## PROMPT
Return verbatim every line of the data from the first line down to and including the line containing "midi-note[interactable] [966,310,996,322]".
━━━ RECORD EXTRACTS ━━━
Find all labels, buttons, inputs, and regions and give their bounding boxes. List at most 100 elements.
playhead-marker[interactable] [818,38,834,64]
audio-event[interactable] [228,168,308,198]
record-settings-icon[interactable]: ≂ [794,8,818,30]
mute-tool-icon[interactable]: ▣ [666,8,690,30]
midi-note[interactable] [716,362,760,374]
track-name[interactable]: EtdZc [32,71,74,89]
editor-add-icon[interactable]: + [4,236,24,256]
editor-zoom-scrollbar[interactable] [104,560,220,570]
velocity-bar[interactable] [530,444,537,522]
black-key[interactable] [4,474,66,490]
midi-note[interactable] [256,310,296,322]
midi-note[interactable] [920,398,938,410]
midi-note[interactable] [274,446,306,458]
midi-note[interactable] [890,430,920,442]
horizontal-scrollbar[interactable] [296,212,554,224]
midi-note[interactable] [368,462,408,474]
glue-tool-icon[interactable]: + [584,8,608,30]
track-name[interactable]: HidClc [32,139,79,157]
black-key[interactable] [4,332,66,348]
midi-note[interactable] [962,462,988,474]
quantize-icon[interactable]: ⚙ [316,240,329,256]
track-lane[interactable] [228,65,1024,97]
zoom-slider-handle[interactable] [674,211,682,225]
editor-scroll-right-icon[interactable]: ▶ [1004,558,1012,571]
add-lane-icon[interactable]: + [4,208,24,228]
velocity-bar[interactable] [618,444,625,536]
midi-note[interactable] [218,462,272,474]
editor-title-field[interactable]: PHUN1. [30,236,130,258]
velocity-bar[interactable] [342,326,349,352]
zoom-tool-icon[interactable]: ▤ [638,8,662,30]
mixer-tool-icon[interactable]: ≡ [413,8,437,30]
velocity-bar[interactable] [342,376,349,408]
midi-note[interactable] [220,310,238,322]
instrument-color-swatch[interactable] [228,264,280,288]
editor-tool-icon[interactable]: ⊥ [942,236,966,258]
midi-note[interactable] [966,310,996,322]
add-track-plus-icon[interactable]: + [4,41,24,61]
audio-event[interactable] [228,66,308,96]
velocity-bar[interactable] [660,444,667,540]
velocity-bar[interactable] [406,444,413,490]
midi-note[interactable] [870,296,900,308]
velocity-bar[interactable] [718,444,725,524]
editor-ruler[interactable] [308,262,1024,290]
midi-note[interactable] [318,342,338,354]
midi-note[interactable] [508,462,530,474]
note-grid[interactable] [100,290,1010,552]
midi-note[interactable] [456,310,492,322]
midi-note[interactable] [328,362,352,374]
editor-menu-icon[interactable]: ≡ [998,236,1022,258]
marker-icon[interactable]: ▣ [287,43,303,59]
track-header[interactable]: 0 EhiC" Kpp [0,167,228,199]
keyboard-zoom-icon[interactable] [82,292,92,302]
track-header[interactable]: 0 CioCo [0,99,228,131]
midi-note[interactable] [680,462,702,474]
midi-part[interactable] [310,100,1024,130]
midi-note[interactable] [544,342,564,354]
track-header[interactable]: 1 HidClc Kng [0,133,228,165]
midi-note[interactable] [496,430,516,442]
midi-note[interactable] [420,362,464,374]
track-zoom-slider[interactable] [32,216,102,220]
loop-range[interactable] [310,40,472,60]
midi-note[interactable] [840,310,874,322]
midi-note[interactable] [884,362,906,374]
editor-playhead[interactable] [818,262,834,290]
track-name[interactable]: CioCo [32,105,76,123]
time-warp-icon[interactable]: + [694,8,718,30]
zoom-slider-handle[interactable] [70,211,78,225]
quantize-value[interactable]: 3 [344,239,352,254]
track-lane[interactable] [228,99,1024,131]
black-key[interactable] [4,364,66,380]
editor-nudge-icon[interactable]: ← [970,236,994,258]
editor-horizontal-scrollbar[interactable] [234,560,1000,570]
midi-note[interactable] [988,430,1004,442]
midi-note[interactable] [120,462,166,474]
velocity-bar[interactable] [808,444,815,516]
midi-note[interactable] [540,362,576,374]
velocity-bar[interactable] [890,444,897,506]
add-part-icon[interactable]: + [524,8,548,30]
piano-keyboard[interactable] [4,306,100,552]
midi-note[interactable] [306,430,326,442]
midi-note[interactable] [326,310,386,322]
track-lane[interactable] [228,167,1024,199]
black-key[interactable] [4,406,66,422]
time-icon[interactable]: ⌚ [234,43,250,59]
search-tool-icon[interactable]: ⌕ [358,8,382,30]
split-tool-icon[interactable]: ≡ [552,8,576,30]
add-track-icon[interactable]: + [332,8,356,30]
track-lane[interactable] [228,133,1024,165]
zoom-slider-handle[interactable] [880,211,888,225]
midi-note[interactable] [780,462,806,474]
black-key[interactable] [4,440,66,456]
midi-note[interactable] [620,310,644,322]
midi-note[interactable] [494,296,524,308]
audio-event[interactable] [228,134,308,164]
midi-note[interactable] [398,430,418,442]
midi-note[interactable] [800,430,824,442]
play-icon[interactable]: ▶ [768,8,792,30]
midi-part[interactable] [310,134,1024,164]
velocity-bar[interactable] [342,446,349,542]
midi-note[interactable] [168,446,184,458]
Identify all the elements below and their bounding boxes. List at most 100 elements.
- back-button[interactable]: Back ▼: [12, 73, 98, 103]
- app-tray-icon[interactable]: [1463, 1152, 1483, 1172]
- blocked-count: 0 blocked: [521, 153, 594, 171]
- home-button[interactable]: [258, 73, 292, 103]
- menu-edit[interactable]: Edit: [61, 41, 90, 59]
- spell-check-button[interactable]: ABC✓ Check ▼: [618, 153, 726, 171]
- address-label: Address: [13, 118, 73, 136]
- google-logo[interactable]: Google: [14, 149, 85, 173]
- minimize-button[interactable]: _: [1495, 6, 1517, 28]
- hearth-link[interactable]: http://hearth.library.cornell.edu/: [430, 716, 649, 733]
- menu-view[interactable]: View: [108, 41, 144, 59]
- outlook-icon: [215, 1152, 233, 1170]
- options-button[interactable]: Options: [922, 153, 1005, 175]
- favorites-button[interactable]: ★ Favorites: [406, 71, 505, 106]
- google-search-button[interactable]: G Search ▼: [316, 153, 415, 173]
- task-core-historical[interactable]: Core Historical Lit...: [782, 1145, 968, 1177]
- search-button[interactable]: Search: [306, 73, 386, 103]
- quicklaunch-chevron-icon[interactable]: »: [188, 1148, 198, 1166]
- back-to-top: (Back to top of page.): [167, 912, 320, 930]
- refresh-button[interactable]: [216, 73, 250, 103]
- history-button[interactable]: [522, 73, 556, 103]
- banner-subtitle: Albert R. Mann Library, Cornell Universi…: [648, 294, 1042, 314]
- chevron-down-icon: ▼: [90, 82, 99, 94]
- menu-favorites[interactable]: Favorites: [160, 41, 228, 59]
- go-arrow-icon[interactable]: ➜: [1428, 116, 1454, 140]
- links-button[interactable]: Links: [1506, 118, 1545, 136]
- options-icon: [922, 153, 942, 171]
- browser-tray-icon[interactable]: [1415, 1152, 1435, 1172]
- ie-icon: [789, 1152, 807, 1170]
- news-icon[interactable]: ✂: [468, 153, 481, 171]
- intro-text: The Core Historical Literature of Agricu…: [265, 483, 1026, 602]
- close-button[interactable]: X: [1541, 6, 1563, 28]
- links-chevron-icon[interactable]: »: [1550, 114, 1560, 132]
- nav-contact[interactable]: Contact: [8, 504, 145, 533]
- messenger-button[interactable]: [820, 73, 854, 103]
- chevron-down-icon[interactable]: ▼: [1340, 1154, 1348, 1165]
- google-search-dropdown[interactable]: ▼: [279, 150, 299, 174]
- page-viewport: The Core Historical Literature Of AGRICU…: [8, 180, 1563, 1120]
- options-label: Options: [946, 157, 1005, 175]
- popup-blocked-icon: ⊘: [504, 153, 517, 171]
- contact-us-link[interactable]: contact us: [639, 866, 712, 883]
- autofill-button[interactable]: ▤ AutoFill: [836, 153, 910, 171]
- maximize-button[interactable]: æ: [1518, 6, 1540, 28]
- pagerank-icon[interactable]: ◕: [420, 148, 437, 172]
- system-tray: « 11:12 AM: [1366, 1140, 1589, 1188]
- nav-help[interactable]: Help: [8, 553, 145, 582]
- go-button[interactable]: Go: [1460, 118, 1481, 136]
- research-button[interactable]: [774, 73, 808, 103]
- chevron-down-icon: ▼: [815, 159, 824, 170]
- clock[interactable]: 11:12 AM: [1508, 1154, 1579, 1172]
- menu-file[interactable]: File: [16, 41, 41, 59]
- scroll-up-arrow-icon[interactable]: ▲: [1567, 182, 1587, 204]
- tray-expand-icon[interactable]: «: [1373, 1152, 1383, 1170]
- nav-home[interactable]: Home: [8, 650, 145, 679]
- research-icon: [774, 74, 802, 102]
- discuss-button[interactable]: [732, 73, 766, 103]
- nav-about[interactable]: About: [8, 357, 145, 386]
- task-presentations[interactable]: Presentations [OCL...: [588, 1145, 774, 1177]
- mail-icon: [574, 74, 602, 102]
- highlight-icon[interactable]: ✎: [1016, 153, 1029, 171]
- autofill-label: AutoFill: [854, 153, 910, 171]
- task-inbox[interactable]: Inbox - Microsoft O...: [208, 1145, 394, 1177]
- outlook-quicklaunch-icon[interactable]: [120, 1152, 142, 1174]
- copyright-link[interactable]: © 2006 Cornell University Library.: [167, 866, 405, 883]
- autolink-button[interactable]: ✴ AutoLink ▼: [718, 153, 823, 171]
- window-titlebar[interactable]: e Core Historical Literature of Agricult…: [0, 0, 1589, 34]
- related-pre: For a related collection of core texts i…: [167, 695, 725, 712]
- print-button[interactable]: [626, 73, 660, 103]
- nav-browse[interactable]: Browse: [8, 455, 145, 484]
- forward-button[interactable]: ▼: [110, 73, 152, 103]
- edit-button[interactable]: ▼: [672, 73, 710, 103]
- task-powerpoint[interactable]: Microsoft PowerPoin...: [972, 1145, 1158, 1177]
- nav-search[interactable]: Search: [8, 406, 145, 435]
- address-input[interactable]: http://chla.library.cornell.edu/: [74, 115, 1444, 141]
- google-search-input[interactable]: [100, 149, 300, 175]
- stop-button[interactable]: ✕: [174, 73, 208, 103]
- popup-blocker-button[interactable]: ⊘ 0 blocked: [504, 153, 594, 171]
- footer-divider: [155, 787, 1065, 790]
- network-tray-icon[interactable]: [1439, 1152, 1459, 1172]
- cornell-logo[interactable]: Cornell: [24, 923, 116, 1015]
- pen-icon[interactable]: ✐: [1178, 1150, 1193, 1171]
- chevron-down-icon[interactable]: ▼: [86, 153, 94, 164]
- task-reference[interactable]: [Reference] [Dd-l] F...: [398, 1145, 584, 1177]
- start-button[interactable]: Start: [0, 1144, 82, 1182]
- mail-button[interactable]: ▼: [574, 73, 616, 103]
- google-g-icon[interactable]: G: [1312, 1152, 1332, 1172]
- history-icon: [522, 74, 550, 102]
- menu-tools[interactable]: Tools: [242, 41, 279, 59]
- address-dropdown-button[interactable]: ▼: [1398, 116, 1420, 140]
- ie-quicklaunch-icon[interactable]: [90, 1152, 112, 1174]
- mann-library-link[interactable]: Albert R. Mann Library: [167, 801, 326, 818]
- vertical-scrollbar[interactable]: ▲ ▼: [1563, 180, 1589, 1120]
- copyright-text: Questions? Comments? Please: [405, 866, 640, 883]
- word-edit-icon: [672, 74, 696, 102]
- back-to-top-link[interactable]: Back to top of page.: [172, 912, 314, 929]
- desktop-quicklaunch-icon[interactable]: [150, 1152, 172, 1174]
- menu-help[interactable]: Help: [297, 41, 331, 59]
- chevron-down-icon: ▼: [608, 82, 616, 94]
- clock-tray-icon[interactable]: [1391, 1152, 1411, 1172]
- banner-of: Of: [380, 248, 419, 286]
━━━
## WORKED SOLUTION
Find all labels, buttons, inputs, and regions and give their bounding boxes. List at most 100 elements.
playhead-marker[interactable] [818,38,834,64]
audio-event[interactable] [228,168,308,198]
record-settings-icon[interactable]: ≂ [794,8,818,30]
mute-tool-icon[interactable]: ▣ [666,8,690,30]
midi-note[interactable] [716,362,760,374]
track-name[interactable]: EtdZc [32,71,74,89]
editor-add-icon[interactable]: + [4,236,24,256]
editor-zoom-scrollbar[interactable] [104,560,220,570]
velocity-bar[interactable] [530,444,537,522]
black-key[interactable] [4,474,66,490]
midi-note[interactable] [256,310,296,322]
midi-note[interactable] [920,398,938,410]
midi-note[interactable] [274,446,306,458]
midi-note[interactable] [890,430,920,442]
horizontal-scrollbar[interactable] [296,212,554,224]
midi-note[interactable] [368,462,408,474]
glue-tool-icon[interactable]: + [584,8,608,30]
track-name[interactable]: HidClc [32,139,79,157]
black-key[interactable] [4,332,66,348]
midi-note[interactable] [962,462,988,474]
quantize-icon[interactable]: ⚙ [316,240,329,256]
track-lane[interactable] [228,65,1024,97]
zoom-slider-handle[interactable] [674,211,682,225]
editor-scroll-right-icon[interactable]: ▶ [1004,558,1012,571]
add-lane-icon[interactable]: + [4,208,24,228]
velocity-bar[interactable] [618,444,625,536]
midi-note[interactable] [218,462,272,474]
editor-title-field[interactable]: PHUN1. [30,236,130,258]
velocity-bar[interactable] [342,326,349,352]
zoom-tool-icon[interactable]: ▤ [638,8,662,30]
mixer-tool-icon[interactable]: ≡ [413,8,437,30]
velocity-bar[interactable] [342,376,349,408]
midi-note[interactable] [220,310,238,322]
instrument-color-swatch[interactable] [228,264,280,288]
editor-tool-icon[interactable]: ⊥ [942,236,966,258]
midi-note[interactable] [966,310,996,322]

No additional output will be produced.